# Start of Record excerpts

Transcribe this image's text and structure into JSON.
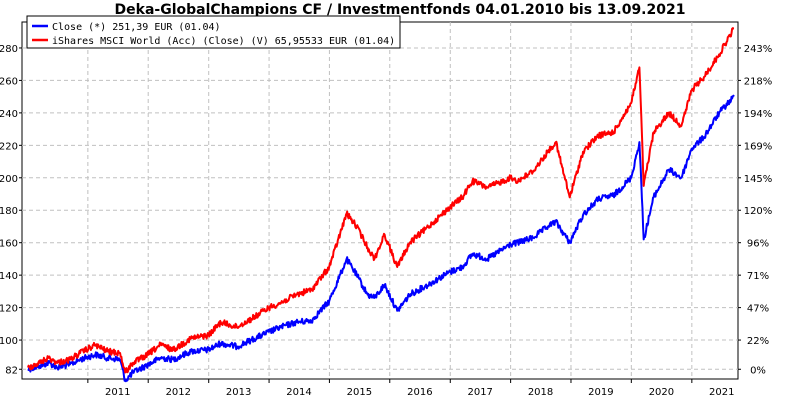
{
  "chart_data": {
    "type": "line",
    "title": "Deka-GlobalChampions CF / Investmentfonds 04.01.2010 bis 13.09.2021",
    "xlabel": "",
    "ylabel": "",
    "x_range": [
      "2010-01-04",
      "2021-09-13"
    ],
    "ylim": [
      76,
      296
    ],
    "y_ticks_left": [
      "82",
      "100",
      "120",
      "140",
      "160",
      "180",
      "200",
      "220",
      "240",
      "260",
      "280"
    ],
    "y_ticks_right": [
      "0%",
      "22%",
      "47%",
      "71%",
      "96%",
      "120%",
      "145%",
      "169%",
      "194%",
      "218%",
      "243%"
    ],
    "x_tick_labels": [
      "2011",
      "2012",
      "2013",
      "2014",
      "2015",
      "2016",
      "2017",
      "2018",
      "2019",
      "2020",
      "2021"
    ],
    "grid": true,
    "legend_position": "top-left",
    "series": [
      {
        "name": "Close (*) 251,39 EUR (01.04)",
        "color": "#0000ff",
        "points": [
          [
            "2010-01-04",
            82
          ],
          [
            "2010-03-15",
            84
          ],
          [
            "2010-05-10",
            86
          ],
          [
            "2010-07-01",
            83
          ],
          [
            "2010-09-15",
            85
          ],
          [
            "2010-11-15",
            88
          ],
          [
            "2011-02-15",
            91
          ],
          [
            "2011-05-01",
            89
          ],
          [
            "2011-07-15",
            88
          ],
          [
            "2011-08-15",
            75
          ],
          [
            "2011-10-01",
            80
          ],
          [
            "2011-12-15",
            84
          ],
          [
            "2012-03-15",
            89
          ],
          [
            "2012-06-01",
            88
          ],
          [
            "2012-09-15",
            93
          ],
          [
            "2012-12-31",
            94
          ],
          [
            "2013-03-15",
            98
          ],
          [
            "2013-06-20",
            96
          ],
          [
            "2013-09-15",
            100
          ],
          [
            "2013-12-31",
            105
          ],
          [
            "2014-03-15",
            108
          ],
          [
            "2014-06-15",
            111
          ],
          [
            "2014-09-15",
            112
          ],
          [
            "2014-12-31",
            124
          ],
          [
            "2015-03-15",
            142
          ],
          [
            "2015-04-15",
            150
          ],
          [
            "2015-06-15",
            140
          ],
          [
            "2015-08-20",
            128
          ],
          [
            "2015-09-30",
            126
          ],
          [
            "2015-12-01",
            134
          ],
          [
            "2016-02-15",
            118
          ],
          [
            "2016-05-01",
            128
          ],
          [
            "2016-08-01",
            133
          ],
          [
            "2016-12-31",
            142
          ],
          [
            "2017-03-15",
            145
          ],
          [
            "2017-05-15",
            153
          ],
          [
            "2017-08-15",
            150
          ],
          [
            "2017-12-31",
            159
          ],
          [
            "2018-02-15",
            160
          ],
          [
            "2018-05-15",
            163
          ],
          [
            "2018-08-15",
            170
          ],
          [
            "2018-10-01",
            173
          ],
          [
            "2018-12-24",
            160
          ],
          [
            "2019-03-15",
            177
          ],
          [
            "2019-06-15",
            187
          ],
          [
            "2019-09-15",
            189
          ],
          [
            "2019-12-31",
            200
          ],
          [
            "2020-02-19",
            222
          ],
          [
            "2020-03-16",
            162
          ],
          [
            "2020-05-15",
            188
          ],
          [
            "2020-08-15",
            205
          ],
          [
            "2020-10-30",
            200
          ],
          [
            "2020-12-31",
            218
          ],
          [
            "2021-03-15",
            225
          ],
          [
            "2021-06-15",
            240
          ],
          [
            "2021-09-13",
            250
          ]
        ]
      },
      {
        "name": "iShares MSCI World (Acc) (Close) (V) 65,95533 EUR (01.04)",
        "color": "#ff0000",
        "points": [
          [
            "2010-01-04",
            83
          ],
          [
            "2010-03-15",
            86
          ],
          [
            "2010-05-10",
            89
          ],
          [
            "2010-07-01",
            86
          ],
          [
            "2010-09-15",
            88
          ],
          [
            "2010-11-15",
            92
          ],
          [
            "2011-02-15",
            97
          ],
          [
            "2011-05-01",
            93
          ],
          [
            "2011-07-15",
            92
          ],
          [
            "2011-08-15",
            80
          ],
          [
            "2011-10-01",
            86
          ],
          [
            "2011-12-15",
            90
          ],
          [
            "2012-03-15",
            97
          ],
          [
            "2012-06-01",
            94
          ],
          [
            "2012-09-15",
            101
          ],
          [
            "2012-12-31",
            103
          ],
          [
            "2013-03-15",
            111
          ],
          [
            "2013-06-20",
            108
          ],
          [
            "2013-09-15",
            113
          ],
          [
            "2013-12-31",
            120
          ],
          [
            "2014-03-15",
            123
          ],
          [
            "2014-06-15",
            128
          ],
          [
            "2014-09-15",
            131
          ],
          [
            "2014-12-31",
            145
          ],
          [
            "2015-03-15",
            168
          ],
          [
            "2015-04-15",
            178
          ],
          [
            "2015-06-15",
            170
          ],
          [
            "2015-08-20",
            157
          ],
          [
            "2015-09-30",
            150
          ],
          [
            "2015-12-01",
            165
          ],
          [
            "2016-02-15",
            145
          ],
          [
            "2016-05-01",
            160
          ],
          [
            "2016-08-01",
            168
          ],
          [
            "2016-12-31",
            182
          ],
          [
            "2017-03-15",
            188
          ],
          [
            "2017-05-15",
            198
          ],
          [
            "2017-08-15",
            194
          ],
          [
            "2017-12-31",
            200
          ],
          [
            "2018-02-15",
            198
          ],
          [
            "2018-05-15",
            204
          ],
          [
            "2018-08-15",
            216
          ],
          [
            "2018-10-01",
            222
          ],
          [
            "2018-12-24",
            188
          ],
          [
            "2019-03-15",
            216
          ],
          [
            "2019-06-15",
            226
          ],
          [
            "2019-09-15",
            228
          ],
          [
            "2019-12-31",
            246
          ],
          [
            "2020-02-19",
            268
          ],
          [
            "2020-03-16",
            195
          ],
          [
            "2020-05-15",
            228
          ],
          [
            "2020-08-15",
            240
          ],
          [
            "2020-10-30",
            232
          ],
          [
            "2020-12-31",
            254
          ],
          [
            "2021-03-15",
            262
          ],
          [
            "2021-06-15",
            276
          ],
          [
            "2021-09-13",
            292
          ]
        ]
      }
    ]
  }
}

# End of Record excerpts

■ Stated goal ■
Skip the images and write out the rest of the listing exactly.

■ Completed exercise ■
Transcribe this image's text and structure into JSON.
{
  "chart_data": {
    "type": "line",
    "title": "Deka-GlobalChampions CF / Investmentfonds 04.01.2010 bis 13.09.2021",
    "xlabel": "",
    "ylabel": "",
    "x_range": [
      "2010-01-04",
      "2021-09-13"
    ],
    "ylim": [
      76,
      296
    ],
    "y_ticks_left": [
      "82",
      "100",
      "120",
      "140",
      "160",
      "180",
      "200",
      "220",
      "240",
      "260",
      "280"
    ],
    "y_ticks_right": [
      "0%",
      "22%",
      "47%",
      "71%",
      "96%",
      "120%",
      "145%",
      "169%",
      "194%",
      "218%",
      "243%"
    ],
    "x_tick_labels": [
      "2011",
      "2012",
      "2013",
      "2014",
      "2015",
      "2016",
      "2017",
      "2018",
      "2019",
      "2020",
      "2021"
    ],
    "grid": true,
    "legend_position": "top-left",
    "series": [
      {
        "name": "Close (*) 251,39 EUR (01.04)",
        "color": "#0000ff",
        "points": [
          [
            "2010-01-04",
            82
          ],
          [
            "2010-03-15",
            84
          ],
          [
            "2010-05-10",
            86
          ],
          [
            "2010-07-01",
            83
          ],
          [
            "2010-09-15",
            85
          ],
          [
            "2010-11-15",
            88
          ],
          [
            "2011-02-15",
            91
          ],
          [
            "2011-05-01",
            89
          ],
          [
            "2011-07-15",
            88
          ],
          [
            "2011-08-15",
            75
          ],
          [
            "2011-10-01",
            80
          ],
          [
            "2011-12-15",
            84
          ],
          [
            "2012-03-15",
            89
          ],
          [
            "2012-06-01",
            88
          ],
          [
            "2012-09-15",
            93
          ],
          [
            "2012-12-31",
            94
          ],
          [
            "2013-03-15",
            98
          ],
          [
            "2013-06-20",
            96
          ],
          [
            "2013-09-15",
            100
          ],
          [
            "2013-12-31",
            105
          ],
          [
            "2014-03-15",
            108
          ],
          [
            "2014-06-15",
            111
          ],
          [
            "2014-09-15",
            112
          ],
          [
            "2014-12-31",
            124
          ],
          [
            "2015-03-15",
            142
          ],
          [
            "2015-04-15",
            150
          ],
          [
            "2015-06-15",
            140
          ],
          [
            "2015-08-20",
            128
          ],
          [
            "2015-09-30",
            126
          ],
          [
            "2015-12-01",
            134
          ],
          [
            "2016-02-15",
            118
          ],
          [
            "2016-05-01",
            128
          ],
          [
            "2016-08-01",
            133
          ],
          [
            "2016-12-31",
            142
          ],
          [
            "2017-03-15",
            145
          ],
          [
            "2017-05-15",
            153
          ],
          [
            "2017-08-15",
            150
          ],
          [
            "2017-12-31",
            159
          ],
          [
            "2018-02-15",
            160
          ],
          [
            "2018-05-15",
            163
          ],
          [
            "2018-08-15",
            170
          ],
          [
            "2018-10-01",
            173
          ],
          [
            "2018-12-24",
            160
          ],
          [
            "2019-03-15",
            177
          ],
          [
            "2019-06-15",
            187
          ],
          [
            "2019-09-15",
            189
          ],
          [
            "2019-12-31",
            200
          ],
          [
            "2020-02-19",
            222
          ],
          [
            "2020-03-16",
            162
          ],
          [
            "2020-05-15",
            188
          ],
          [
            "2020-08-15",
            205
          ],
          [
            "2020-10-30",
            200
          ],
          [
            "2020-12-31",
            218
          ],
          [
            "2021-03-15",
            225
          ],
          [
            "2021-06-15",
            240
          ],
          [
            "2021-09-13",
            250
          ]
        ]
      },
      {
        "name": "iShares MSCI World (Acc) (Close) (V) 65,95533 EUR (01.04)",
        "color": "#ff0000",
        "points": [
          [
            "2010-01-04",
            83
          ],
          [
            "2010-03-15",
            86
          ],
          [
            "2010-05-10",
            89
          ],
          [
            "2010-07-01",
            86
          ],
          [
            "2010-09-15",
            88
          ],
          [
            "2010-11-15",
            92
          ],
          [
            "2011-02-15",
            97
          ],
          [
            "2011-05-01",
            93
          ],
          [
            "2011-07-15",
            92
          ],
          [
            "2011-08-15",
            80
          ],
          [
            "2011-10-01",
            86
          ],
          [
            "2011-12-15",
            90
          ],
          [
            "2012-03-15",
            97
          ],
          [
            "2012-06-01",
            94
          ],
          [
            "2012-09-15",
            101
          ],
          [
            "2012-12-31",
            103
          ],
          [
            "2013-03-15",
            111
          ],
          [
            "2013-06-20",
            108
          ],
          [
            "2013-09-15",
            113
          ],
          [
            "2013-12-31",
            120
          ],
          [
            "2014-03-15",
            123
          ],
          [
            "2014-06-15",
            128
          ],
          [
            "2014-09-15",
            131
          ],
          [
            "2014-12-31",
            145
          ],
          [
            "2015-03-15",
            168
          ],
          [
            "2015-04-15",
            178
          ],
          [
            "2015-06-15",
            170
          ],
          [
            "2015-08-20",
            157
          ],
          [
            "2015-09-30",
            150
          ],
          [
            "2015-12-01",
            165
          ],
          [
            "2016-02-15",
            145
          ],
          [
            "2016-05-01",
            160
          ],
          [
            "2016-08-01",
            168
          ],
          [
            "2016-12-31",
            182
          ],
          [
            "2017-03-15",
            188
          ],
          [
            "2017-05-15",
            198
          ],
          [
            "2017-08-15",
            194
          ],
          [
            "2017-12-31",
            200
          ],
          [
            "2018-02-15",
            198
          ],
          [
            "2018-05-15",
            204
          ],
          [
            "2018-08-15",
            216
          ],
          [
            "2018-10-01",
            222
          ],
          [
            "2018-12-24",
            188
          ],
          [
            "2019-03-15",
            216
          ],
          [
            "2019-06-15",
            226
          ],
          [
            "2019-09-15",
            228
          ],
          [
            "2019-12-31",
            246
          ],
          [
            "2020-02-19",
            268
          ],
          [
            "2020-03-16",
            195
          ],
          [
            "2020-05-15",
            228
          ],
          [
            "2020-08-15",
            240
          ],
          [
            "2020-10-30",
            232
          ],
          [
            "2020-12-31",
            254
          ],
          [
            "2021-03-15",
            262
          ],
          [
            "2021-06-15",
            276
          ],
          [
            "2021-09-13",
            292
          ]
        ]
      }
    ]
  }
}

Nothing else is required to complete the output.